**Challenge**
Search the material for the word "trấn" and report each line where it turns up.

**Information given**
^^^^^^^^^^^^^^^^

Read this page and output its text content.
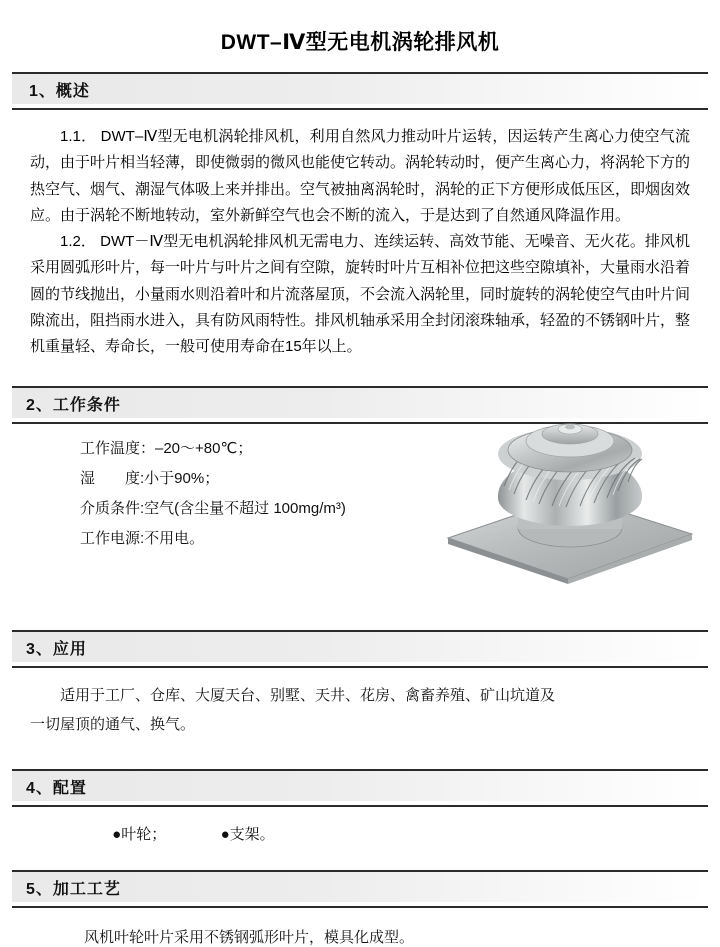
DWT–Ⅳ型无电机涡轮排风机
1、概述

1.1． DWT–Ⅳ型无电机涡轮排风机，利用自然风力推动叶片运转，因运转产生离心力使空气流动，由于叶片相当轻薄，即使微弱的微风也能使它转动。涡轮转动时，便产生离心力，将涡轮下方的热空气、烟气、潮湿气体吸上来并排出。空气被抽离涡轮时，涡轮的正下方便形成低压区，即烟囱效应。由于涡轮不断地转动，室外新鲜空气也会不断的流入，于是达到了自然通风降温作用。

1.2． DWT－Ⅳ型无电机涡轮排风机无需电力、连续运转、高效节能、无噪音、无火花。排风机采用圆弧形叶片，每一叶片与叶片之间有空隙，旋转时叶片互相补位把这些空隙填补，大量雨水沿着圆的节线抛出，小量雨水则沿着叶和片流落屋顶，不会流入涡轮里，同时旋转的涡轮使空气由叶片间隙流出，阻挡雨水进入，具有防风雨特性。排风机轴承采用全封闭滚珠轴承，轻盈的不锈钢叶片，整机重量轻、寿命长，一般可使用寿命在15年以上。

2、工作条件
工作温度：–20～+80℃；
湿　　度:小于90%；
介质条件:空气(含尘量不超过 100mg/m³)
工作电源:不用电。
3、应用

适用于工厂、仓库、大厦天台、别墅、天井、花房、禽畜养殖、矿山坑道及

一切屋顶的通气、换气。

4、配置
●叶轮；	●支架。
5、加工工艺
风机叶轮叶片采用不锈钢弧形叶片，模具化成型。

^^^^^^^^^^^^^^^^

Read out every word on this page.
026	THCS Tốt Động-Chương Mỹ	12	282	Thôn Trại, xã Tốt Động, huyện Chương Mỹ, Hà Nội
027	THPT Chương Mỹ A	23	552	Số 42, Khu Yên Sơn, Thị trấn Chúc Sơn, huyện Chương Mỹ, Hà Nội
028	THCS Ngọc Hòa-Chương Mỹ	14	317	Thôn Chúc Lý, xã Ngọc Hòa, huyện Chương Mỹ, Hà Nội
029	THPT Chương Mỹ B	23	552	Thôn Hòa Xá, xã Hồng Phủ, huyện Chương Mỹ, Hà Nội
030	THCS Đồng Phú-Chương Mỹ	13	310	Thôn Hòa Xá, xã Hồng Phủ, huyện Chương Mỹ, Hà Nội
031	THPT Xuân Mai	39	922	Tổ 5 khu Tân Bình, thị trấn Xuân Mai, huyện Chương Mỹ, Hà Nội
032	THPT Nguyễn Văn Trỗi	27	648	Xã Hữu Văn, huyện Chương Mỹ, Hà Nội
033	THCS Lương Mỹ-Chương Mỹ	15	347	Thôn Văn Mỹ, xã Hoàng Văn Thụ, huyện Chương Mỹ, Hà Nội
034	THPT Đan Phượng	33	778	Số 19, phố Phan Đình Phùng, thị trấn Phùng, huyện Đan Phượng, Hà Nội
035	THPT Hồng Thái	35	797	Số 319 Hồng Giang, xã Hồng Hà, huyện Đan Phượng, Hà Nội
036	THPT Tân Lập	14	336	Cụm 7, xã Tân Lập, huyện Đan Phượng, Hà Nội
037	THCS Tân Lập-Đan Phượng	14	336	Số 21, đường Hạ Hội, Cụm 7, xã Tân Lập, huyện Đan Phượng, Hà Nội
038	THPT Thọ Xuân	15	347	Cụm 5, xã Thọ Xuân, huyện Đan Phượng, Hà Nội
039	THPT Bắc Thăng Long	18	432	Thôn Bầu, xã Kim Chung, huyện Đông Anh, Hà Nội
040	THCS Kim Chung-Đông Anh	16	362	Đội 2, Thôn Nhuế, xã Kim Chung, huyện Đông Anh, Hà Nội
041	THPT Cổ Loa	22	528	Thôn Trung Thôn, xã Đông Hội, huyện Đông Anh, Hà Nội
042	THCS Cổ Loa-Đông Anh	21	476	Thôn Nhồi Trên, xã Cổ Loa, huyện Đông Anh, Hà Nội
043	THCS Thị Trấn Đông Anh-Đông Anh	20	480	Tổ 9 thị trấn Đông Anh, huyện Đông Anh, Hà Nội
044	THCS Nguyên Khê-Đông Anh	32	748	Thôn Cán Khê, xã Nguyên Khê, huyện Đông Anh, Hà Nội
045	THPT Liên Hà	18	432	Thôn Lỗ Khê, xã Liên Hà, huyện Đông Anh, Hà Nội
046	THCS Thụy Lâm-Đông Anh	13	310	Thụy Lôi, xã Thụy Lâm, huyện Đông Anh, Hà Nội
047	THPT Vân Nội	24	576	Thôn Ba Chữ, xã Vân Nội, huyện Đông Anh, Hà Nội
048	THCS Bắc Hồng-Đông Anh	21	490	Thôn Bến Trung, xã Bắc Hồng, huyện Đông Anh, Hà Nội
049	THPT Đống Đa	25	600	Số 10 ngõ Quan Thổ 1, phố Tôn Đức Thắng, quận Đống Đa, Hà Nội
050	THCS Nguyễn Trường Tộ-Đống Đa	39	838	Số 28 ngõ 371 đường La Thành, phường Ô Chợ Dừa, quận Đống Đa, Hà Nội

^^^^^^^^^^^^^^^^

**Solution**
027	THPT Chương Mỹ A	23	552	Số 42, Khu Yên Sơn, Thị trấn Chúc Sơn, huyện Chương Mỹ, Hà Nội
031	THPT Xuân Mai	39	922	Tổ 5 khu Tân Bình, thị trấn Xuân Mai, huyện Chương Mỹ, Hà Nội
034	THPT Đan Phượng	33	778	Số 19, phố Phan Đình Phùng, thị trấn Phùng, huyện Đan Phượng, Hà Nội
043	THCS Thị Trấn Đông Anh-Đông Anh	20	480	Tổ 9 thị trấn Đông Anh, huyện Đông Anh, Hà Nội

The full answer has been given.